§ WHAT IS NEEDED
Retype everything in the listing, leaving each line exactly as it is.
## BEGIN SUPPLIED DATA
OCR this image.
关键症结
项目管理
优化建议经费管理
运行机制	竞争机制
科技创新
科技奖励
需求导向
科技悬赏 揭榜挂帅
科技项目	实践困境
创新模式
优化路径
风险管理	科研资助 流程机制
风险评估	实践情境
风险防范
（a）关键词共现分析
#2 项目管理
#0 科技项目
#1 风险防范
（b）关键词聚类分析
## END SUPPLIED DATA
§ SOLUTION TO THIS PROBLEM
OCR this image.
关键症结
项目管理
优化建议经费管理
运行机制	竞争机制
科技创新
科技奖励
需求导向
科技悬赏 揭榜挂帅
科技项目	实践困境
创新模式
优化路径
风险管理	科研资助 流程机制
风险评估	实践情境
风险防范
（a）关键词共现分析
#2 项目管理
#0 科技项目
#1 风险防范
（b）关键词聚类分析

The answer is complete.